◆ THE PROBLEM ◆
Return the lines below that carry the word "الدين".

Data records:
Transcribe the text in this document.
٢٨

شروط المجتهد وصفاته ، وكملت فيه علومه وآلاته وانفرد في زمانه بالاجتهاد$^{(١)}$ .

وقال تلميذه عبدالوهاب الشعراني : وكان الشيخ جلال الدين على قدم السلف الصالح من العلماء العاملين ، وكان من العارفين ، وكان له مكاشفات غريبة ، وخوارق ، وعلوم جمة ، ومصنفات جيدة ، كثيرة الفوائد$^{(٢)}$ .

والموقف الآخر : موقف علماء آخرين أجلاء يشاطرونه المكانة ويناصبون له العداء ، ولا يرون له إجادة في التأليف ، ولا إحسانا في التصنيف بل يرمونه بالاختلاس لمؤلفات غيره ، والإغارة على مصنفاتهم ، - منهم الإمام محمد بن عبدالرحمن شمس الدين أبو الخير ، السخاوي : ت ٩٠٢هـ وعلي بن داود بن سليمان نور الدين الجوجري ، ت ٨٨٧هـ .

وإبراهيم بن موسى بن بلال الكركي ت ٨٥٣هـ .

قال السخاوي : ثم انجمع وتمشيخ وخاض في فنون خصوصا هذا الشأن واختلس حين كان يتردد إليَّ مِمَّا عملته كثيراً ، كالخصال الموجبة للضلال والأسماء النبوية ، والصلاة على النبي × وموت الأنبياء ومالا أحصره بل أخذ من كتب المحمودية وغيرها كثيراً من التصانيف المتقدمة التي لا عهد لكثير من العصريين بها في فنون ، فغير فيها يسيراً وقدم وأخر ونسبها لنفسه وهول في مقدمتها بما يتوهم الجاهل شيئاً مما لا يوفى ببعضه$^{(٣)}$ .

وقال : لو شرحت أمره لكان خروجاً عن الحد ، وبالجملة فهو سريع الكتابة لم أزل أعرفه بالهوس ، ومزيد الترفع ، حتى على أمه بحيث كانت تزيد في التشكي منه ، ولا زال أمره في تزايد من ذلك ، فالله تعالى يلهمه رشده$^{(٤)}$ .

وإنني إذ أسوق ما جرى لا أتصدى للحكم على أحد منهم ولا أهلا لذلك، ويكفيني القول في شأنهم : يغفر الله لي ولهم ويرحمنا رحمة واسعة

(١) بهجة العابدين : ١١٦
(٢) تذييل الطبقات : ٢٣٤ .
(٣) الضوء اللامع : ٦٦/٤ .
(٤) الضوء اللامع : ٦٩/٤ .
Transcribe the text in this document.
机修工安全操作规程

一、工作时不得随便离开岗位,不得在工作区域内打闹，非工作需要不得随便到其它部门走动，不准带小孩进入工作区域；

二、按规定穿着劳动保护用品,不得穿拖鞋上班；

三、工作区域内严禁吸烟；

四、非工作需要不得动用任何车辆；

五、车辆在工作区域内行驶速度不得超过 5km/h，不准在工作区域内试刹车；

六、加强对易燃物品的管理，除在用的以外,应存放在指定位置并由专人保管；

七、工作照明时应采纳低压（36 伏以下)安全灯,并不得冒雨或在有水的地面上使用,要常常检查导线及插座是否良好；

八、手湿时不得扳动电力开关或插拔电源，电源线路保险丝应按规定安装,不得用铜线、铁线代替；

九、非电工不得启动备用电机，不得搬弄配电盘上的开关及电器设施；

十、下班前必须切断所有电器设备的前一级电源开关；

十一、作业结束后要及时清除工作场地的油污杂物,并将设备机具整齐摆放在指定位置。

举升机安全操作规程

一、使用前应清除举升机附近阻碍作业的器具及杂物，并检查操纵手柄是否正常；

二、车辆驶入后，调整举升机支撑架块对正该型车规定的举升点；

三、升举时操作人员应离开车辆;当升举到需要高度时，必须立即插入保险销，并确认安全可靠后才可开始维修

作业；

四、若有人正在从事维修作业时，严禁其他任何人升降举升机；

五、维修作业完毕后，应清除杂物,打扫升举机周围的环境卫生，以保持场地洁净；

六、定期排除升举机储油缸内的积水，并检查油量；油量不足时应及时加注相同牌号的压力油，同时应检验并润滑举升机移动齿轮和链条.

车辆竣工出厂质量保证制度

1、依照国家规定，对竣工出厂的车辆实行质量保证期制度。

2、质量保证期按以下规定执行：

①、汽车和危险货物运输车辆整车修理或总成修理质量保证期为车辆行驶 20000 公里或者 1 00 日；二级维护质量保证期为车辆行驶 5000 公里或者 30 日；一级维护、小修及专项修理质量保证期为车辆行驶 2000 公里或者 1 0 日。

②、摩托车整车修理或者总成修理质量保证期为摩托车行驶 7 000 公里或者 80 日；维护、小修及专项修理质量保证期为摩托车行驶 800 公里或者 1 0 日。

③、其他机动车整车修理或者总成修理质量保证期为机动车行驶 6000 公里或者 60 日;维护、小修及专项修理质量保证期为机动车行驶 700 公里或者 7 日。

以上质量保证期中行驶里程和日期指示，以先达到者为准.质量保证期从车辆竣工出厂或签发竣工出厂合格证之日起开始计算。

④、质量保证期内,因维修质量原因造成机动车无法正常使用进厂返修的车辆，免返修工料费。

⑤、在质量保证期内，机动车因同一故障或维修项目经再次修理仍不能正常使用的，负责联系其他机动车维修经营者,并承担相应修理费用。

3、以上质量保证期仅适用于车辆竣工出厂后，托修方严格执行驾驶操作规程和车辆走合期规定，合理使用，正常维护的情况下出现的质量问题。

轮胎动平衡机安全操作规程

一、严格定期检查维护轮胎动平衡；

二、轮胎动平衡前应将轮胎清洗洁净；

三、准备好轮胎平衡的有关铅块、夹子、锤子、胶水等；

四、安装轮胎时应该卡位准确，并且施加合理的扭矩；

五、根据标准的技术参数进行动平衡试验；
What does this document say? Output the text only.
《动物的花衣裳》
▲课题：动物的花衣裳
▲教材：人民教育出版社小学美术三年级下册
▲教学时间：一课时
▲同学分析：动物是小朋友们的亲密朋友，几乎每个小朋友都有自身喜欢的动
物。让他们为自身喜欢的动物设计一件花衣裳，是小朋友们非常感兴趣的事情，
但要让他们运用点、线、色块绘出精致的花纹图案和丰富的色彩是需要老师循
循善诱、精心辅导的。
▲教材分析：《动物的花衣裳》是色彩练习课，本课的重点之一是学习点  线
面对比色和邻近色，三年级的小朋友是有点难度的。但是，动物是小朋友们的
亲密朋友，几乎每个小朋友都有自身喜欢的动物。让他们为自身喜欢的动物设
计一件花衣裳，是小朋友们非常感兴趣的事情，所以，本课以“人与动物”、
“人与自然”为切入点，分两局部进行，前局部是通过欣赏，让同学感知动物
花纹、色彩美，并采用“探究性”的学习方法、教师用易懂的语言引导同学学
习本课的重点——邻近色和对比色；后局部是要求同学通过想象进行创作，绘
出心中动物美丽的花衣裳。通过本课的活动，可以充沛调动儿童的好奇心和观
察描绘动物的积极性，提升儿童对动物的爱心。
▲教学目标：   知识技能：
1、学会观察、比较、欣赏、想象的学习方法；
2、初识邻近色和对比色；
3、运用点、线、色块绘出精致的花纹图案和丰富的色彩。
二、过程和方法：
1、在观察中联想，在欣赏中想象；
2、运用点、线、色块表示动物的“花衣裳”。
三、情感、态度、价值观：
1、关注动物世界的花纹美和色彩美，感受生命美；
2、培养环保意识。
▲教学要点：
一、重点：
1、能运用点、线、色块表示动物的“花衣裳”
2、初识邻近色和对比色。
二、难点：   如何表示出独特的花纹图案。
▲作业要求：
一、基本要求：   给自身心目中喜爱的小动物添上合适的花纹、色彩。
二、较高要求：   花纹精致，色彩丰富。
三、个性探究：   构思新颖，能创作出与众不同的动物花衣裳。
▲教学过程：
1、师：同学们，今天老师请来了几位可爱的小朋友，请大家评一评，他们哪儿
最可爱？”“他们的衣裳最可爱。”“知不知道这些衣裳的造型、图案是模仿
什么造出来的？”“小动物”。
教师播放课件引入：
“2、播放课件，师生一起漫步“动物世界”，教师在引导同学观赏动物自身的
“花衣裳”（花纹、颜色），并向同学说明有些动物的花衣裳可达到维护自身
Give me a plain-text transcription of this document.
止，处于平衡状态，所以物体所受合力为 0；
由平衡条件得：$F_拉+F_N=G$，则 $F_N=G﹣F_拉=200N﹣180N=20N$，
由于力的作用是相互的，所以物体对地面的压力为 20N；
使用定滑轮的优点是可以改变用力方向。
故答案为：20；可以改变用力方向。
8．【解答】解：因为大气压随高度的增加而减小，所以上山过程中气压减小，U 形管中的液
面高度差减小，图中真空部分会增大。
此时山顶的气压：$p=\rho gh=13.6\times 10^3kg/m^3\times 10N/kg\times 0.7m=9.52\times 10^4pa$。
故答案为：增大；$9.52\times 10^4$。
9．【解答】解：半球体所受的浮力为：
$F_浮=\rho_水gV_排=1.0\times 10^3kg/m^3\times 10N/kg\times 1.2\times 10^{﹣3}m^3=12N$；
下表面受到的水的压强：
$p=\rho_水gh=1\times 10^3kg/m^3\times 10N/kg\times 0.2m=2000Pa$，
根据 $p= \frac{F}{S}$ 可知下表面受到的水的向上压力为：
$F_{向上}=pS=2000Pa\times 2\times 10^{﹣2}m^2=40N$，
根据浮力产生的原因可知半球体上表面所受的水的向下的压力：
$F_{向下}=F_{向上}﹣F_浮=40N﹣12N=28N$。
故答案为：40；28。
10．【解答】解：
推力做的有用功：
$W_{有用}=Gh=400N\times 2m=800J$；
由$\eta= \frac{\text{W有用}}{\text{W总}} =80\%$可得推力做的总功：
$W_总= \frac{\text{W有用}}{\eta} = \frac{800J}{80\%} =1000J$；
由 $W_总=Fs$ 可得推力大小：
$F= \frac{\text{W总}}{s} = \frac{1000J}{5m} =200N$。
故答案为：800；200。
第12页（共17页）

◆ EXPECTED ANSWER ◆
وقال تلميذه عبدالوهاب الشعراني : وكان الشيخ جلال الدين على قدم السلف الصالح من العلماء العاملين ، وكان من العارفين ، وكان له مكاشفات غريبة ، وخوارق ، وعلوم جمة ، ومصنفات جيدة ، كثيرة الفوائد$^{(٢)}$ .
والموقف الآخر : موقف علماء آخرين أجلاء يشاطرونه المكانة ويناصبون له العداء ، ولا يرون له إجادة في التأليف ، ولا إحسانا في التصنيف بل يرمونه بالاختلاس لمؤلفات غيره ، والإغارة على مصنفاتهم ، - منهم الإمام محمد بن عبدالرحمن شمس الدين أبو الخير ، السخاوي : ت ٩٠٢هـ وعلي بن داود بن سليمان نور الدين الجوجري ، ت ٨٨٧هـ .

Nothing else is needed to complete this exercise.